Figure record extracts
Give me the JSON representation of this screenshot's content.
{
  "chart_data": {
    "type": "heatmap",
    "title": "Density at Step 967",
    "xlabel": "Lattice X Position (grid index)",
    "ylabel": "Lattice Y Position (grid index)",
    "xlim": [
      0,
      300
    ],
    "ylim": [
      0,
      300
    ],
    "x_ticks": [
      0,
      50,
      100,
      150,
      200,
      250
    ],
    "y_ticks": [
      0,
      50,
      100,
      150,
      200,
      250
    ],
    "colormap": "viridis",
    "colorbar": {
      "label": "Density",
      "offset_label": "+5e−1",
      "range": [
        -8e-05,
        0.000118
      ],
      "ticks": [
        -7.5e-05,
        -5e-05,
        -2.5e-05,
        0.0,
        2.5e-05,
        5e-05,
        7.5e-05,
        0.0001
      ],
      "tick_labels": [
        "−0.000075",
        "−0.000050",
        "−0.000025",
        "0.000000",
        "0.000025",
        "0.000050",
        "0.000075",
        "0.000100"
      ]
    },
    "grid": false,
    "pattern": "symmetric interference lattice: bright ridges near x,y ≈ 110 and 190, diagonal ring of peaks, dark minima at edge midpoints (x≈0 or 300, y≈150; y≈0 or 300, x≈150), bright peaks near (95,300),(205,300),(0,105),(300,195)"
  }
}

STATED GOAL:
Extract every record and return it verbatim.

EXERCISE ANSWER:
Give me the JSON representation of this screenshot's content.
{
  "chart_data": {
    "type": "heatmap",
    "title": "Density at Step 967",
    "xlabel": "Lattice X Position (grid index)",
    "ylabel": "Lattice Y Position (grid index)",
    "xlim": [
      0,
      300
    ],
    "ylim": [
      0,
      300
    ],
    "x_ticks": [
      0,
      50,
      100,
      150,
      200,
      250
    ],
    "y_ticks": [
      0,
      50,
      100,
      150,
      200,
      250
    ],
    "colormap": "viridis",
    "colorbar": {
      "label": "Density",
      "offset_label": "+5e−1",
      "range": [
        -8e-05,
        0.000118
      ],
      "ticks": [
        -7.5e-05,
        -5e-05,
        -2.5e-05,
        0.0,
        2.5e-05,
        5e-05,
        7.5e-05,
        0.0001
      ],
      "tick_labels": [
        "−0.000075",
        "−0.000050",
        "−0.000025",
        "0.000000",
        "0.000025",
        "0.000050",
        "0.000075",
        "0.000100"
      ]
    },
    "grid": false,
    "pattern": "symmetric interference lattice: bright ridges near x,y ≈ 110 and 190, diagonal ring of peaks, dark minima at edge midpoints (x≈0 or 300, y≈150; y≈0 or 300, x≈150), bright peaks near (95,300),(205,300),(0,105),(300,195)"
  }
}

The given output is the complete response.